» Problem to solve
Copy the lines word for word, from the line with "rows-per-page-label: Rows per" up to and including the line with "column-header-name-label: Name xyxy=(202,563,267,590)".

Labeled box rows

▼

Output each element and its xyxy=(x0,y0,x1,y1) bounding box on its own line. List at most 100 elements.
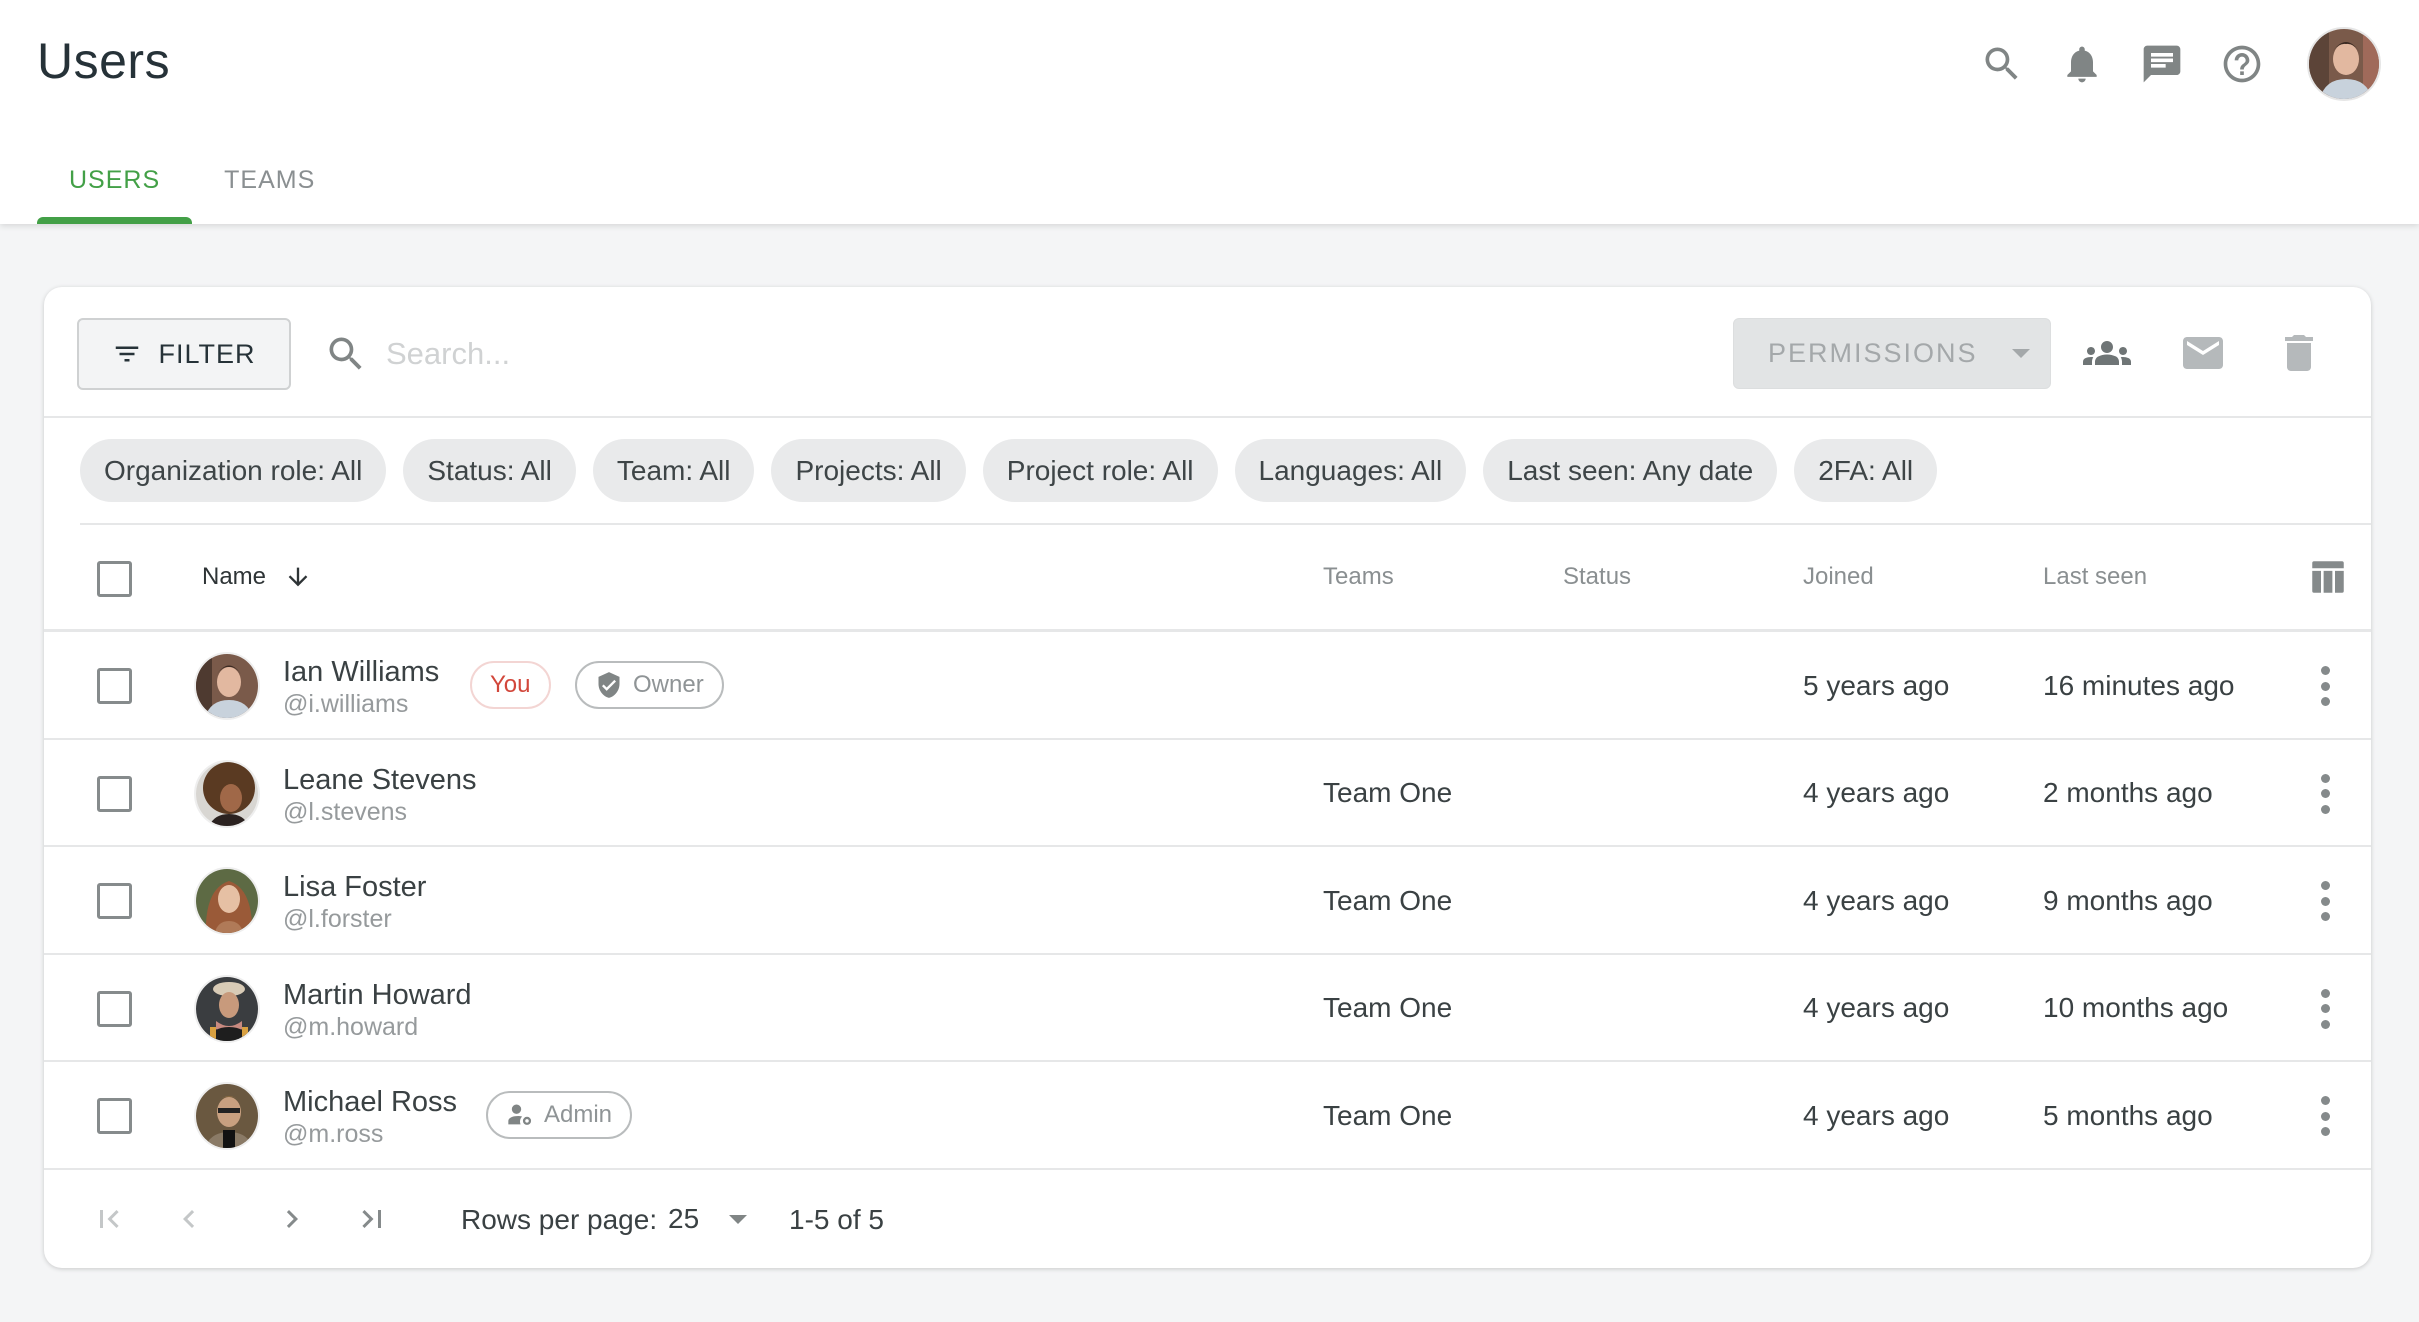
rows-per-page-label: Rows per page: xyxy=(461,1204,658,1235)
column-header-teams[interactable]: Teams xyxy=(1323,525,1394,629)
user-name[interactable]: Ian Williams xyxy=(283,656,439,689)
column-header-name[interactable]: Name xyxy=(202,525,312,629)
column-header-name-label: Name xyxy=(202,563,267,590)
chat-message-icon[interactable] xyxy=(2135,37,2189,91)
header-actions xyxy=(1949,22,2381,106)
table-row[interactable]: Martin Howard @m.howard Team One 4 years… xyxy=(44,955,2371,1062)
column-header-status[interactable]: Status xyxy=(1563,525,1631,629)
table-row[interactable]: Lisa Foster @l.forster Team One 4 years … xyxy=(44,847,2371,955)
more-options-icon[interactable] xyxy=(2310,666,2340,706)
filter-chip-team[interactable]: Team: All xyxy=(592,439,755,502)
more-options-icon[interactable] xyxy=(2310,773,2340,814)
cell-joined: 4 years ago xyxy=(1803,1099,1950,1131)
cell-last-seen: 9 months ago xyxy=(2043,884,2213,916)
user-avatar[interactable] xyxy=(2307,27,2381,101)
search-icon[interactable] xyxy=(1975,37,2029,91)
cell-teams: Team One xyxy=(1323,1099,1453,1131)
table-row[interactable]: Leane Stevens @l.stevens Team One 4 year… xyxy=(44,740,2371,847)
select-all-checkbox[interactable] xyxy=(97,561,132,597)
table-row[interactable]: Michael Ross @m.ross Admin Team One 4 ye… xyxy=(44,1062,2371,1170)
row-checkbox[interactable] xyxy=(97,668,132,704)
you-badge: You xyxy=(470,661,551,709)
filter-chip-projects[interactable]: Projects: All xyxy=(771,439,966,502)
user-handle: @l.forster xyxy=(283,905,392,933)
row-checkbox[interactable] xyxy=(97,883,132,919)
user-handle: @m.howard xyxy=(283,1012,419,1041)
cell-last-seen: 16 minutes ago xyxy=(2043,669,2235,701)
cell-joined: 4 years ago xyxy=(1803,777,1950,808)
rows-per-page-value: 25 xyxy=(668,1203,700,1234)
cell-joined: 4 years ago xyxy=(1803,884,1950,916)
user-name[interactable]: Martin Howard xyxy=(283,979,472,1012)
cell-joined: 5 years ago xyxy=(1803,669,1950,701)
user-name[interactable]: Michael Ross xyxy=(283,1086,457,1119)
first-page-icon[interactable] xyxy=(86,1196,132,1242)
cell-teams: Team One xyxy=(1323,777,1453,808)
owner-badge: Owner xyxy=(575,661,724,709)
avatar xyxy=(194,652,260,720)
user-gear-icon xyxy=(508,1104,532,1125)
app-header: Users USERS TEAMS xyxy=(0,0,2419,224)
avatar xyxy=(194,974,260,1043)
table-row[interactable]: Ian Williams @i.williams You Owner 5 yea… xyxy=(44,632,2371,740)
caret-down-icon xyxy=(2011,349,2030,358)
filter-chip-organization-role[interactable]: Organization role: All xyxy=(80,439,387,502)
last-page-icon[interactable] xyxy=(349,1196,395,1242)
next-page-icon[interactable] xyxy=(269,1196,315,1242)
cell-teams: Team One xyxy=(1323,992,1453,1023)
filter-chip-status[interactable]: Status: All xyxy=(403,439,576,502)
assign-team-icon[interactable] xyxy=(2077,323,2137,383)
filter-chips: Organization role: All Status: All Team:… xyxy=(80,418,2371,525)
tab-bar: USERS TEAMS xyxy=(37,150,347,224)
user-handle: @l.stevens xyxy=(283,797,408,826)
row-checkbox[interactable] xyxy=(97,990,132,1027)
search-field xyxy=(324,318,1724,390)
users-table-card: FILTER PERMISSIONS Organization role: Al… xyxy=(44,287,2371,1268)
filter-chip-last-seen[interactable]: Last seen: Any date xyxy=(1483,439,1778,502)
more-options-icon[interactable] xyxy=(2310,1096,2340,1136)
cell-teams: Team One xyxy=(1323,884,1453,916)
permissions-label: PERMISSIONS xyxy=(1768,338,1978,368)
column-header-joined[interactable]: Joined xyxy=(1803,525,1874,629)
more-options-icon[interactable] xyxy=(2310,881,2340,921)
shield-check-icon xyxy=(598,672,620,698)
search-input[interactable] xyxy=(386,336,1586,372)
previous-page-icon[interactable] xyxy=(166,1196,212,1242)
avatar xyxy=(194,759,260,828)
row-checkbox[interactable] xyxy=(97,1098,132,1134)
pagination: Rows per page: 25 1-5 of 5 xyxy=(44,1168,2371,1268)
tab-teams[interactable]: TEAMS xyxy=(192,150,347,224)
table-header: Name Teams Status Joined Last seen xyxy=(44,525,2371,632)
more-options-icon[interactable] xyxy=(2310,988,2340,1029)
column-settings-icon[interactable] xyxy=(2307,525,2349,629)
page-title: Users xyxy=(37,33,171,89)
cell-last-seen: 2 months ago xyxy=(2043,777,2213,808)
rows-per-page-select[interactable]: 25 xyxy=(668,1196,748,1242)
filter-icon xyxy=(116,346,139,362)
row-checkbox[interactable] xyxy=(97,775,132,812)
filter-button-label: FILTER xyxy=(158,338,256,369)
column-header-last-seen[interactable]: Last seen xyxy=(2043,525,2147,629)
cell-last-seen: 10 months ago xyxy=(2043,992,2229,1023)
help-question-icon[interactable] xyxy=(2215,37,2269,91)
user-name[interactable]: Lisa Foster xyxy=(283,871,426,904)
cell-last-seen: 5 months ago xyxy=(2043,1099,2213,1131)
owner-badge-label: Owner xyxy=(633,671,704,698)
avatar xyxy=(194,867,260,935)
delete-icon[interactable] xyxy=(2269,323,2329,383)
email-icon[interactable] xyxy=(2173,323,2233,383)
filter-chip-languages[interactable]: Languages: All xyxy=(1234,439,1467,502)
user-handle: @m.ross xyxy=(283,1120,384,1148)
arrow-down-icon xyxy=(288,567,308,587)
notifications-bell-icon[interactable] xyxy=(2055,37,2109,91)
table-toolbar: FILTER PERMISSIONS xyxy=(44,287,2371,418)
caret-down-icon xyxy=(729,1214,748,1224)
filter-chip-project-role[interactable]: Project role: All xyxy=(982,439,1218,502)
permissions-dropdown-button[interactable]: PERMISSIONS xyxy=(1733,318,2051,389)
avatar xyxy=(194,1082,260,1150)
user-name[interactable]: Leane Stevens xyxy=(283,764,476,797)
filter-button[interactable]: FILTER xyxy=(77,318,291,390)
pagination-range: 1-5 of 5 xyxy=(789,1204,884,1235)
filter-chip-2fa[interactable]: 2FA: All xyxy=(1794,439,1938,502)
tab-users[interactable]: USERS xyxy=(37,150,193,224)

▲

» The output
rows-per-page-label: Rows per page: xyxy=(461,1204,658,1235)
column-header-teams[interactable]: Teams xyxy=(1323,525,1394,629)
user-name[interactable]: Ian Williams xyxy=(283,656,439,689)
column-header-name[interactable]: Name xyxy=(202,525,312,629)
column-header-name-label: Name xyxy=(202,563,267,590)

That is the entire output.